Scan the data that follows and count the lines with the string "Vest"; answer with the count alone.

**Data shown**
"""

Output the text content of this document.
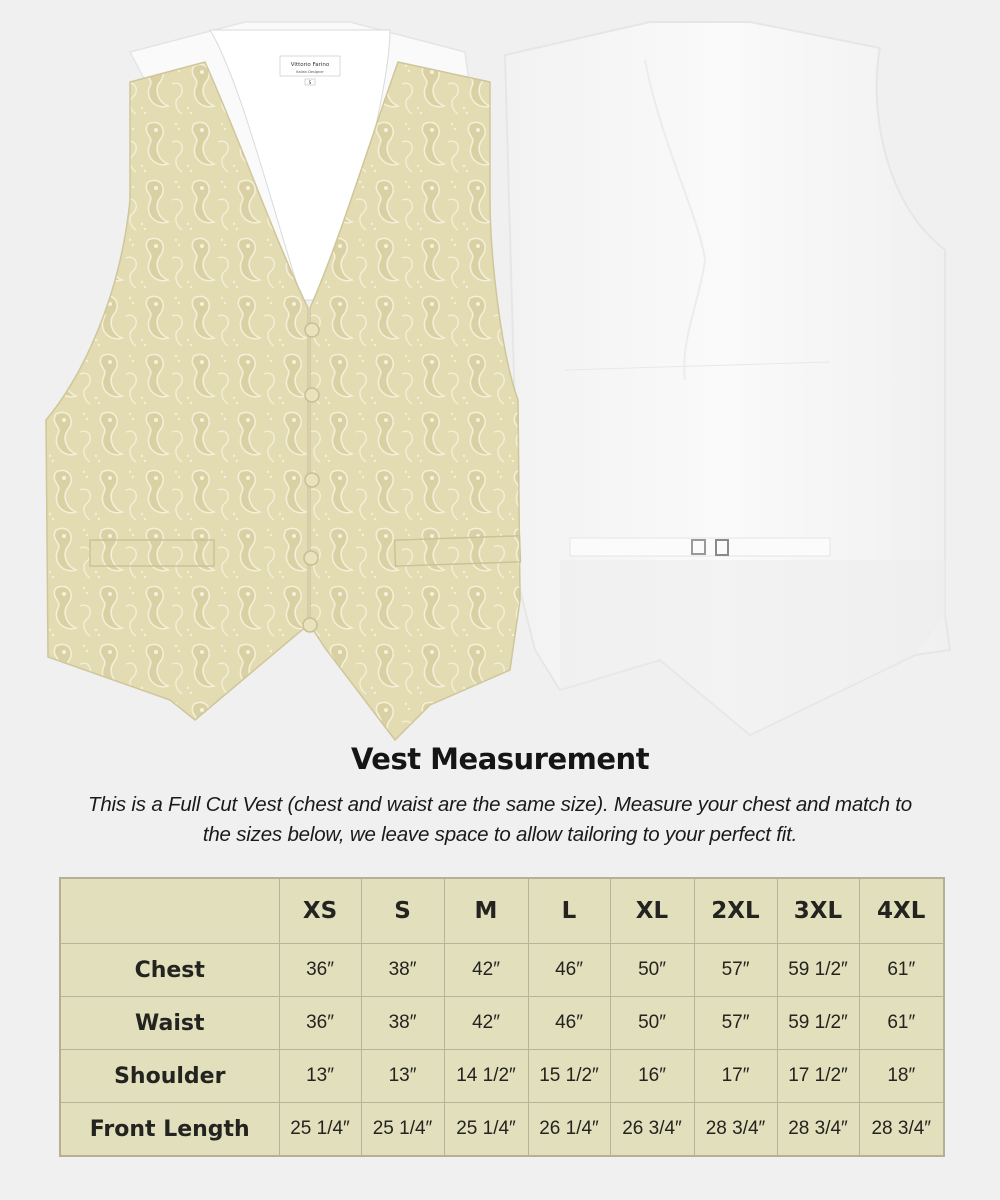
Vittorio Farino
Italian Designer
S
Vest Measurement
This is a Full Cut Vest (chest and waist are the same size). Measure your chest and match to the sizes below, we leave space to allow tailoring to your perfect fit.
	XS	S	M	L	XL	2XL	3XL	4XL
Chest	36″	38″	42″	46″	50″	57″	59 1/2″	61″
Waist	36″	38″	42″	46″	50″	57″	59 1/2″	61″
Shoulder	13″	13″	14 1/2″	15 1/2″	16″	17″	17 1/2″	18″
Front Length	25 1/4″	25 1/4″	25 1/4″	26 1/4″	26 3/4″	28 3/4″	28 3/4″	28 3/4″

"""

**Exercise result**
2